Repeat each of the following items word for word, keeping every line in the same order.

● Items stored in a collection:
────────────────────────────────────────

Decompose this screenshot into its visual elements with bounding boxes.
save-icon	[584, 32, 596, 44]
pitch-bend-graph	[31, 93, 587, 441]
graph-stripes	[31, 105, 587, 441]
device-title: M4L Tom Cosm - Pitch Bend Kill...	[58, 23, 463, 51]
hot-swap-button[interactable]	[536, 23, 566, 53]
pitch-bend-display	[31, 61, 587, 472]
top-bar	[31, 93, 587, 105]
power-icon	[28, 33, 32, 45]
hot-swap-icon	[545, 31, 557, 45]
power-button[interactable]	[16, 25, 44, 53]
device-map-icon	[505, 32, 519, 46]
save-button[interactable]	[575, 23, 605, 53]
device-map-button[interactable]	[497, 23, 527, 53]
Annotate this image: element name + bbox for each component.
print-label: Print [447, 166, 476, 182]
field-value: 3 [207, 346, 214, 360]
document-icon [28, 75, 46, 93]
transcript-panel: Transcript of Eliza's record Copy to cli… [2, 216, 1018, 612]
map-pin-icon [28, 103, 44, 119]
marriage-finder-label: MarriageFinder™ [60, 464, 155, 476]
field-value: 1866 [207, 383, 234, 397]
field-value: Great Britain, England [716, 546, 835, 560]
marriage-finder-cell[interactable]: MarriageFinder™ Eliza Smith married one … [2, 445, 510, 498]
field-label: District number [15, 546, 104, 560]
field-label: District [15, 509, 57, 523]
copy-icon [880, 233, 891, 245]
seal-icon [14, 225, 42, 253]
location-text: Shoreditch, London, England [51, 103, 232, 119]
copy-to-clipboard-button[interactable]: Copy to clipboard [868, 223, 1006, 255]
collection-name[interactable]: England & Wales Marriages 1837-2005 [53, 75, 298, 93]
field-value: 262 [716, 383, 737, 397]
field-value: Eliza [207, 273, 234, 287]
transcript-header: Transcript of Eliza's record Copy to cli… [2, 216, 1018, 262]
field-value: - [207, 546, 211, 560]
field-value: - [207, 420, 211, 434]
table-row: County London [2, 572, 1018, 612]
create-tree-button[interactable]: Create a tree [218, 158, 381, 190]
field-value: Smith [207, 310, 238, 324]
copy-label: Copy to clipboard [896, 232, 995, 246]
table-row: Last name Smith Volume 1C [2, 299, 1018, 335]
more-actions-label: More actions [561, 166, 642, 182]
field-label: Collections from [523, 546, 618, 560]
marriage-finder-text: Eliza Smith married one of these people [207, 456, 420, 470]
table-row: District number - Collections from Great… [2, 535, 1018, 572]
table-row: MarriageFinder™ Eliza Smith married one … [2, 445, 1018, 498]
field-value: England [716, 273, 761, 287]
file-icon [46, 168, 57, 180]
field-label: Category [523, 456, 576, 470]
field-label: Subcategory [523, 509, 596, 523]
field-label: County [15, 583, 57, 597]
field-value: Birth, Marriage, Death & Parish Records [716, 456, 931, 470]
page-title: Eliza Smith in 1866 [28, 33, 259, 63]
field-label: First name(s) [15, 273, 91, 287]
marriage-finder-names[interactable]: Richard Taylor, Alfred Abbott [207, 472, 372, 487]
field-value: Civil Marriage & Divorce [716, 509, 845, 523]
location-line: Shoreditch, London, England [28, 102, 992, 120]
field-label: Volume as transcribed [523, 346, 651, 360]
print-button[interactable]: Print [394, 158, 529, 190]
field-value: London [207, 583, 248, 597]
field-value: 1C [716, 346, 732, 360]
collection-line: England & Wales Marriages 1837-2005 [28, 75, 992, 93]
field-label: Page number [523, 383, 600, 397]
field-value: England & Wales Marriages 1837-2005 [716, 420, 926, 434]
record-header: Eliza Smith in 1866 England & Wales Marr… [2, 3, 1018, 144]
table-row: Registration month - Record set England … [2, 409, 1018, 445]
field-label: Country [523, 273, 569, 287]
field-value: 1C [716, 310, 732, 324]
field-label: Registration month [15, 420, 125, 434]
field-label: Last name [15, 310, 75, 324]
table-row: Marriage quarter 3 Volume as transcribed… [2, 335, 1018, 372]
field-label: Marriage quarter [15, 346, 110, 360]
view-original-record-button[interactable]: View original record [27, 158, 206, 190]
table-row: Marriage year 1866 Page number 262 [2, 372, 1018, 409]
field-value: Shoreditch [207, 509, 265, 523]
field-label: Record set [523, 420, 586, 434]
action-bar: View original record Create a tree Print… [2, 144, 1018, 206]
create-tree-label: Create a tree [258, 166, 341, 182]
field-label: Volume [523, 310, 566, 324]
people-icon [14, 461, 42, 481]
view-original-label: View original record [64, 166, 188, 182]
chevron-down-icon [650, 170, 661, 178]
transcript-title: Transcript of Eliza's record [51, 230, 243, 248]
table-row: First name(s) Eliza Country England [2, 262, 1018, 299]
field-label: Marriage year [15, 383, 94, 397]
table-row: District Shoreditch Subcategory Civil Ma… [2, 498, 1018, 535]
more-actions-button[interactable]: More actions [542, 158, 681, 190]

────────────────────────────────────────

● Output for this exercise:
Decompose this screenshot into its visual elements with bounding boxes.
save-icon	[584, 32, 596, 44]
pitch-bend-graph	[31, 93, 587, 441]
graph-stripes	[31, 105, 587, 441]
device-title: M4L Tom Cosm - Pitch Bend Kill...	[58, 23, 463, 51]
hot-swap-button[interactable]	[536, 23, 566, 53]
pitch-bend-display	[31, 61, 587, 472]
top-bar	[31, 93, 587, 105]
power-icon	[28, 33, 32, 45]
hot-swap-icon	[545, 31, 557, 45]
power-button[interactable]	[16, 25, 44, 53]
device-map-icon	[505, 32, 519, 46]
save-button[interactable]	[575, 23, 605, 53]
device-map-button[interactable]	[497, 23, 527, 53]
Annotate this image: element name + bbox for each component.
print-label: Print [447, 166, 476, 182]
field-value: 3 [207, 346, 214, 360]
document-icon [28, 75, 46, 93]
transcript-panel: Transcript of Eliza's record Copy to cli… [2, 216, 1018, 612]
map-pin-icon [28, 103, 44, 119]
marriage-finder-label: MarriageFinder™ [60, 464, 155, 476]
field-value: 1866 [207, 383, 234, 397]
field-value: Great Britain, England [716, 546, 835, 560]
marriage-finder-cell[interactable]: MarriageFinder™ Eliza Smith married one … [2, 445, 510, 498]
field-label: District number [15, 546, 104, 560]
field-label: District [15, 509, 57, 523]
copy-icon [880, 233, 891, 245]
seal-icon [14, 225, 42, 253]
location-text: Shoreditch, London, England [51, 103, 232, 119]
copy-to-clipboard-button[interactable]: Copy to clipboard [868, 223, 1006, 255]
collection-name[interactable]: England & Wales Marriages 1837-2005 [53, 75, 298, 93]
field-value: 262 [716, 383, 737, 397]
field-value: Eliza [207, 273, 234, 287]
transcript-header: Transcript of Eliza's record Copy to cli… [2, 216, 1018, 262]
field-value: - [207, 546, 211, 560]
field-value: - [207, 420, 211, 434]
table-row: County London [2, 572, 1018, 612]
create-tree-button[interactable]: Create a tree [218, 158, 381, 190]
field-value: Smith [207, 310, 238, 324]
copy-label: Copy to clipboard [896, 232, 995, 246]
table-row: Last name Smith Volume 1C [2, 299, 1018, 335]
more-actions-label: More actions [561, 166, 642, 182]
field-label: Collections from [523, 546, 618, 560]
marriage-finder-text: Eliza Smith married one of these people [207, 456, 420, 470]
table-row: District number - Collections from Great… [2, 535, 1018, 572]
table-row: MarriageFinder™ Eliza Smith married one … [2, 445, 1018, 498]
field-value: England [716, 273, 761, 287]
file-icon [46, 168, 57, 180]
field-label: Category [523, 456, 576, 470]
field-label: Subcategory [523, 509, 596, 523]
field-label: County [15, 583, 57, 597]
field-value: Birth, Marriage, Death & Parish Records [716, 456, 931, 470]
page-title: Eliza Smith in 1866 [28, 33, 259, 63]
field-label: First name(s) [15, 273, 91, 287]
marriage-finder-names[interactable]: Richard Taylor, Alfred Abbott [207, 472, 372, 487]
field-value: Civil Marriage & Divorce [716, 509, 845, 523]
location-line: Shoreditch, London, England [28, 102, 992, 120]
field-label: Volume as transcribed [523, 346, 651, 360]
print-button[interactable]: Print [394, 158, 529, 190]
field-value: London [207, 583, 248, 597]
field-value: 1C [716, 346, 732, 360]
collection-line: England & Wales Marriages 1837-2005 [28, 75, 992, 93]
field-label: Page number [523, 383, 600, 397]
field-value: England & Wales Marriages 1837-2005 [716, 420, 926, 434]
record-header: Eliza Smith in 1866 England & Wales Marr… [2, 3, 1018, 144]
table-row: Registration month - Record set England … [2, 409, 1018, 445]
field-label: Country [523, 273, 569, 287]
field-value: 1C [716, 310, 732, 324]
field-label: Registration month [15, 420, 125, 434]
field-label: Last name [15, 310, 75, 324]
table-row: Marriage quarter 3 Volume as transcribed… [2, 335, 1018, 372]
field-label: Marriage quarter [15, 346, 110, 360]
view-original-record-button[interactable]: View original record [27, 158, 206, 190]
table-row: Marriage year 1866 Page number 262 [2, 372, 1018, 409]
field-value: Shoreditch [207, 509, 265, 523]
field-label: Record set [523, 420, 586, 434]
action-bar: View original record Create a tree Print… [2, 144, 1018, 206]
create-tree-label: Create a tree [258, 166, 341, 182]
field-label: Volume [523, 310, 566, 324]
people-icon [14, 461, 42, 481]
view-original-label: View original record [64, 166, 188, 182]
chevron-down-icon [650, 170, 661, 178]
transcript-title: Transcript of Eliza's record [51, 230, 243, 248]
table-row: First name(s) Eliza Country England [2, 262, 1018, 299]
field-label: Marriage year [15, 383, 94, 397]
table-row: District Shoreditch Subcategory Civil Ma… [2, 498, 1018, 535]
more-actions-button[interactable]: More actions [542, 158, 681, 190]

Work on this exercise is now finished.